EXERCISE PASSAGE »

[fpc-devel] Recent added support for Observer pattern in FCL

michael.vancanneyt at wisa.be michael.vancanneyt at wisa.be
Tue Aug 28 09:50:44 CEST 2012



On Mon, 27 Aug 2012, Luiz Americo Pereira Camara wrote:

> Back in 2010, in the thread about observer support in fcl, i asked if the 
> actions would be customizable so i could, e.g., notify/observe if a child was 
> added or removed in a tree structure. The answer was yes.
>
> Looking at the recent added support, it limit the actions (called operations) 
> to 5 types
>
> TFPObservedOperation = (ooChanged,ooFree,ooAddItem,ooDeleteItem,ooCustom);
>
> I ask to change to a mechanism that could allow customizable operations (more 
> than one)

That is why you have ooCustom.

>
>
> I'm asking that because i have implemented a similar mechanism that support 
> operations like Load, ChildAdd, ChildDelete, ChildChange. I believe that more 
> developers are in the same situation,i.e., using observer pattern to an 
> action not handled by those 5 types. It would be helpful to use the native 
> implementation otherwise i will have to keep(re-implement) the observer 
> support over TPersistent.

That's why you have ooCustom and Data at your disposal.

I imagined 3 scenarios for this:

The first:

Procedure TmyObject.SomethingChanged;

Var
   Rec : TMyOperationInfo; // Contains custom information about your operation.

begin
   Rec.XYZ:=MoreInfo; // Set up as needed.
   FPONotifyObservers(Self,ooCustom, at Rec);
end;

Or, you can do

Procedure TmyObject.SomethingChanged;

Var
   Obj : TMyOperationInfo; // Contains custom information about your operation.

SOURCE INFORMATION »
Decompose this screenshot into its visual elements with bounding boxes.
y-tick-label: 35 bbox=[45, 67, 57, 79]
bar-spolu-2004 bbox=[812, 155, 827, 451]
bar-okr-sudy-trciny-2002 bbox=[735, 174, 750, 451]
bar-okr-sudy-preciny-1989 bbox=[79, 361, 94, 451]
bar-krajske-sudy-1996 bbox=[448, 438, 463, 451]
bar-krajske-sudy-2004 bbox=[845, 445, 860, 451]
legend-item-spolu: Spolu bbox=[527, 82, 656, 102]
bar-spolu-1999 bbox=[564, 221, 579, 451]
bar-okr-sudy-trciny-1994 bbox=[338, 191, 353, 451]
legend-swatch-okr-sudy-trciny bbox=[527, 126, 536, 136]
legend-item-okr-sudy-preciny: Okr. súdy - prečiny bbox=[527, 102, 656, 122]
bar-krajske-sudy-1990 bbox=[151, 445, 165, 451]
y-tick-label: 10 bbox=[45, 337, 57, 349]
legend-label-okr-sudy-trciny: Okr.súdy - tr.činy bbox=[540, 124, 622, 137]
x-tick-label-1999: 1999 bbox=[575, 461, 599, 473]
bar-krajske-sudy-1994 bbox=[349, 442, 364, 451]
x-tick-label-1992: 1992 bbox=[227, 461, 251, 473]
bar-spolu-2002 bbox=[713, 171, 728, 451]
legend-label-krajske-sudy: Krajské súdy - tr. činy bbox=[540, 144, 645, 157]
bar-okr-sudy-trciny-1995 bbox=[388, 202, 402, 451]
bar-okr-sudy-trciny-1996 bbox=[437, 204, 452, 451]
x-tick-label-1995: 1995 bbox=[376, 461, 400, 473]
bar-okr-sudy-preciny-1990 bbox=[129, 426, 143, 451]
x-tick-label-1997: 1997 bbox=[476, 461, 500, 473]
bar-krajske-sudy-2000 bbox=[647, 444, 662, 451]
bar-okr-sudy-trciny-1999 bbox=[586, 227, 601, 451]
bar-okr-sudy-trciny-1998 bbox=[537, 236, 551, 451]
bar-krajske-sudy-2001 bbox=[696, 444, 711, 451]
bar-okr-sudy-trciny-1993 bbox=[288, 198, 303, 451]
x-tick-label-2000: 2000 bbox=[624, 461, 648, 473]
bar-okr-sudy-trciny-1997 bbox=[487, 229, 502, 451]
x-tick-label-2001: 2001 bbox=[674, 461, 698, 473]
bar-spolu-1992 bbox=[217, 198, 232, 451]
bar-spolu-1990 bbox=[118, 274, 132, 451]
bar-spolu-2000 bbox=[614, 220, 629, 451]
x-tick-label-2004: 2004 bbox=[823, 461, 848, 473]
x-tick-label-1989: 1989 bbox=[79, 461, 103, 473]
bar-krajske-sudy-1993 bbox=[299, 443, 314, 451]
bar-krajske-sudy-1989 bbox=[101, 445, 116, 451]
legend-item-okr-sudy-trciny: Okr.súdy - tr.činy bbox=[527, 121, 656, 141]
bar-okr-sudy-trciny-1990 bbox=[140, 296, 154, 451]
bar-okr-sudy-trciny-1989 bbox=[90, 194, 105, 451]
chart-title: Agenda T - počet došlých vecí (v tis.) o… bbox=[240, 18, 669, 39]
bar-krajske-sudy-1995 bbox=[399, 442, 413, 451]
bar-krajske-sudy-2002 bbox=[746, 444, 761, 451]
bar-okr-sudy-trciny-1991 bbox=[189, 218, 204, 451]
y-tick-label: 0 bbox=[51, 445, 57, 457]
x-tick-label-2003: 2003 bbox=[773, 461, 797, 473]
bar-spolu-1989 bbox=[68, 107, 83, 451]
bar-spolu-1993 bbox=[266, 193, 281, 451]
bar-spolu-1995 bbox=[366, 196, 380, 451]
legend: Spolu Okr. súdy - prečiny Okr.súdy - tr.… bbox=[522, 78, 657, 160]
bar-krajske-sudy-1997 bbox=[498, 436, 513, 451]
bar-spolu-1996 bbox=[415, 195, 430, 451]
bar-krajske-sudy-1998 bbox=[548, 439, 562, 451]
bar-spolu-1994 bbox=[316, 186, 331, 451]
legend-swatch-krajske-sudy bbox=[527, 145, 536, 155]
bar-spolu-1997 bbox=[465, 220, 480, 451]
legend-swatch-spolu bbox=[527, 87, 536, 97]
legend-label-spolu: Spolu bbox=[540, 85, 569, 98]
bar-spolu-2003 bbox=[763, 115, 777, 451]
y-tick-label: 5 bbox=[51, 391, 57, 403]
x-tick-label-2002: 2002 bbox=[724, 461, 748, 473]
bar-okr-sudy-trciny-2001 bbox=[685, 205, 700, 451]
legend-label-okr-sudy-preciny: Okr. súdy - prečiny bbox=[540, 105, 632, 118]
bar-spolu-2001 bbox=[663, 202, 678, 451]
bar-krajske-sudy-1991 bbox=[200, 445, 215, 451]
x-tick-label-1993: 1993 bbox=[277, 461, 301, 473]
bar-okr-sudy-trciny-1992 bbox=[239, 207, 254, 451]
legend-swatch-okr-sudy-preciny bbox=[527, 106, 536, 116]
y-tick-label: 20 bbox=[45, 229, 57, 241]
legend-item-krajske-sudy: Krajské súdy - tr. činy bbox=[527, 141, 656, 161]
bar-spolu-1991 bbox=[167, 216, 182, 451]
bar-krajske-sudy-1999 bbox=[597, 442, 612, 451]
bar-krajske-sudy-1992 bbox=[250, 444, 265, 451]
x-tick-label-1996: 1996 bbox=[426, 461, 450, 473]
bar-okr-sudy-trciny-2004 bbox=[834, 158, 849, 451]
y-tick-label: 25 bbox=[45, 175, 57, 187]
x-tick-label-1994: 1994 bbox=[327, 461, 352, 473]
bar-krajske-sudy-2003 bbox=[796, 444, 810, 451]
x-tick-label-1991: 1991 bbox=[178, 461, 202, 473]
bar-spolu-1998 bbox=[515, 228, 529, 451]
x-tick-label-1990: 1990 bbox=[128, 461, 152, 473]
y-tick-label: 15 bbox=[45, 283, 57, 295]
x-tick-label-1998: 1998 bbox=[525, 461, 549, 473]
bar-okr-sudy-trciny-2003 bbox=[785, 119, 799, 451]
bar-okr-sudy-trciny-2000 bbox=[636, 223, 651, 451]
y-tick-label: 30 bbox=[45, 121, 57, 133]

PARTS OF THE EXERCISE »
[A] Write out, word for word, the part of the observer-pattern post that begins at the words "On Mon, 27 Aug" and stops after "actions (called operations)".
[B] In the observer-pattern post, which operations does the similar mechanism that Luiz implemented support?
[C] Extend the observer-pattern post from where it stops.
The records come from a separate source.

RESULTS FOR EACH TASK »
[A]
On Mon, 27 Aug 2012, Luiz Americo Pereira Camara wrote:

> Back in 2010, in the thread about observer support in fcl, i asked if the 
> actions would be customizable so i could, e.g., notify/observe if a child was 
> added or removed in a tree structure. The answer was yes.
>
> Looking at the recent added support, it limit the actions (called operations)

[B] Load, ChildAdd, ChildDelete, and ChildChange.

[C]
begin
   Obj:=TMyOperationInfo.Create(MyParams);
   try
     FPONotifyObservers(Self,ooCustom,Pointer(Obj));
   finally
     Obj.free;
   end;
end;


Procedure TmyObject.SomeThingChanged(APropName : String);

begin
   FPONotifyObservers(Self,ooCustom,GetPropInfo(Self,APropName));
end;


But I think the additional Create/Free may be heavy. That is why I decided
on a data pointer, not an object. It allows to use records as well as
objects.

The last scenario was for property change notifications:

Procedure TmyObject.SomeThingChanged(Const APropName : String);

begin
   FPONotifyObservers(Self,ooCustom,GetPropInfo(Self,APropName));
end;

This could be called from a property setter.

There are many ways to implement an observer pattern. It is always a balance
between lightweight and extensibility. I believe the implemented mechanism
is both: it does not require additional objects (and thus heap operations)
but does allow using them.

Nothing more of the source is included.